■ **INSTRUCTIONS FOR THE TASK**:
Extract the listing in its entirety, keeping each line identical to the original.

## begin DATA SHOWN

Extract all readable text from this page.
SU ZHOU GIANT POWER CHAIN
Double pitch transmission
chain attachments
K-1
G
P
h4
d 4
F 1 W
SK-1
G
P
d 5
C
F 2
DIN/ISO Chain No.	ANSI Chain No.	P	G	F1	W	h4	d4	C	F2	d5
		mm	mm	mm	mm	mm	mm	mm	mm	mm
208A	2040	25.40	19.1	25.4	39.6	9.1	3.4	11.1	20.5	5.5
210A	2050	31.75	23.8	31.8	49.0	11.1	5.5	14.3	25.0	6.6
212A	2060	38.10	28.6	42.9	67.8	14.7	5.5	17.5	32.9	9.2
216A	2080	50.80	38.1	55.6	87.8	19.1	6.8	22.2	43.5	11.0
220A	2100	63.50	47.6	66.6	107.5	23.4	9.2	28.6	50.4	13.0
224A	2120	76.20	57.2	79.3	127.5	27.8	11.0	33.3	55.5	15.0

## end DATA SHOWN

■ **CORRECT RESULT**:
Extract all readable text from this page.
SU ZHOU GIANT POWER CHAIN
Double pitch transmission
chain attachments
K-1
G
P
h4
d 4
F 1 W
SK-1
G
P
d 5
C
F 2
DIN/ISO Chain No.	ANSI Chain No.	P	G	F1	W	h4	d4	C	F2	d5
		mm	mm	mm	mm	mm	mm	mm	mm	mm
208A	2040	25.40	19.1	25.4	39.6	9.1	3.4	11.1	20.5	5.5
210A	2050	31.75	23.8	31.8	49.0	11.1	5.5	14.3	25.0	6.6
212A	2060	38.10	28.6	42.9	67.8	14.7	5.5	17.5	32.9	9.2
216A	2080	50.80	38.1	55.6	87.8	19.1	6.8	22.2	43.5	11.0
220A	2100	63.50	47.6	66.6	107.5	23.4	9.2	28.6	50.4	13.0
224A	2120	76.20	57.2	79.3	127.5	27.8	11.0	33.3	55.5	15.0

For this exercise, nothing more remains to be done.